## What you should do
Would you restate all the data that follows, word for word?

[Stored data]
++++++++++++++++++++

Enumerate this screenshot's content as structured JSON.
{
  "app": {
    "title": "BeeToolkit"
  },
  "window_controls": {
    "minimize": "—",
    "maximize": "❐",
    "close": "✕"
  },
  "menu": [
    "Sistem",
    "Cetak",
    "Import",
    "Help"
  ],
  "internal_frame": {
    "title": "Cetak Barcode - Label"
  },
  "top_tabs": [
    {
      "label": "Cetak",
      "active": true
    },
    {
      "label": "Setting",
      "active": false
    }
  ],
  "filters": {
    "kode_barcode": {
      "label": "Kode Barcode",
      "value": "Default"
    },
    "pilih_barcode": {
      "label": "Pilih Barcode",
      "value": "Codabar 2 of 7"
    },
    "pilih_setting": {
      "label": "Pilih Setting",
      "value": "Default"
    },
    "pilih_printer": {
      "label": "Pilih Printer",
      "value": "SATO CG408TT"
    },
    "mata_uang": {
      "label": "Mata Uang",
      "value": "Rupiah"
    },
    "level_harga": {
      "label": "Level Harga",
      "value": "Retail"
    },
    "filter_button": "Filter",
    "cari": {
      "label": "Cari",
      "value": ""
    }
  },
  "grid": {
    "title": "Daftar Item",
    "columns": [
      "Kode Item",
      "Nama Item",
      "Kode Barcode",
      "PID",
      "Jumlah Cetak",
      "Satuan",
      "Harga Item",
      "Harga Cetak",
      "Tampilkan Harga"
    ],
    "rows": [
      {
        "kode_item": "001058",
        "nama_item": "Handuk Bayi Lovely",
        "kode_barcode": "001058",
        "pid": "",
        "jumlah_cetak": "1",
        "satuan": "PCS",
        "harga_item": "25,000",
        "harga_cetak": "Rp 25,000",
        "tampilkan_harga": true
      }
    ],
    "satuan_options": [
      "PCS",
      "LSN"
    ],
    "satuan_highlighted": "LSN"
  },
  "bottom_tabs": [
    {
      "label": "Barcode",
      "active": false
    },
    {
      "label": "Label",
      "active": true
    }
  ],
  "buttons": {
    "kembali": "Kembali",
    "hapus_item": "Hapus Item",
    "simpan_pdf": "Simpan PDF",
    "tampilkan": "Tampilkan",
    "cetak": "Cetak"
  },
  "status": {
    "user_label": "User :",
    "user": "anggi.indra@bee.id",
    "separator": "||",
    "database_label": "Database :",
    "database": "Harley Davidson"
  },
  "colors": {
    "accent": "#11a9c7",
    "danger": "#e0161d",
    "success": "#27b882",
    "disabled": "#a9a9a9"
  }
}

++++++++++++++++++++

## Reply
Enumerate this screenshot's content as structured JSON.
{
  "app": {
    "title": "BeeToolkit"
  },
  "window_controls": {
    "minimize": "—",
    "maximize": "❐",
    "close": "✕"
  },
  "menu": [
    "Sistem",
    "Cetak",
    "Import",
    "Help"
  ],
  "internal_frame": {
    "title": "Cetak Barcode - Label"
  },
  "top_tabs": [
    {
      "label": "Cetak",
      "active": true
    },
    {
      "label": "Setting",
      "active": false
    }
  ],
  "filters": {
    "kode_barcode": {
      "label": "Kode Barcode",
      "value": "Default"
    },
    "pilih_barcode": {
      "label": "Pilih Barcode",
      "value": "Codabar 2 of 7"
    },
    "pilih_setting": {
      "label": "Pilih Setting",
      "value": "Default"
    },
    "pilih_printer": {
      "label": "Pilih Printer",
      "value": "SATO CG408TT"
    },
    "mata_uang": {
      "label": "Mata Uang",
      "value": "Rupiah"
    },
    "level_harga": {
      "label": "Level Harga",
      "value": "Retail"
    },
    "filter_button": "Filter",
    "cari": {
      "label": "Cari",
      "value": ""
    }
  },
  "grid": {
    "title": "Daftar Item",
    "columns": [
      "Kode Item",
      "Nama Item",
      "Kode Barcode",
      "PID",
      "Jumlah Cetak",
      "Satuan",
      "Harga Item",
      "Harga Cetak",
      "Tampilkan Harga"
    ],
    "rows": [
      {
        "kode_item": "001058",
        "nama_item": "Handuk Bayi Lovely",
        "kode_barcode": "001058",
        "pid": "",
        "jumlah_cetak": "1",
        "satuan": "PCS",
        "harga_item": "25,000",
        "harga_cetak": "Rp 25,000",
        "tampilkan_harga": true
      }
    ],
    "satuan_options": [
      "PCS",
      "LSN"
    ],
    "satuan_highlighted": "LSN"
  },
  "bottom_tabs": [
    {
      "label": "Barcode",
      "active": false
    },
    {
      "label": "Label",
      "active": true
    }
  ],
  "buttons": {
    "kembali": "Kembali",
    "hapus_item": "Hapus Item",
    "simpan_pdf": "Simpan PDF",
    "tampilkan": "Tampilkan",
    "cetak": "Cetak"
  },
  "status": {
    "user_label": "User :",
    "user": "anggi.indra@bee.id",
    "separator": "||",
    "database_label": "Database :",
    "database": "Harley Davidson"
  },
  "colors": {
    "accent": "#11a9c7",
    "danger": "#e0161d",
    "success": "#27b882",
    "disabled": "#a9a9a9"
  }
}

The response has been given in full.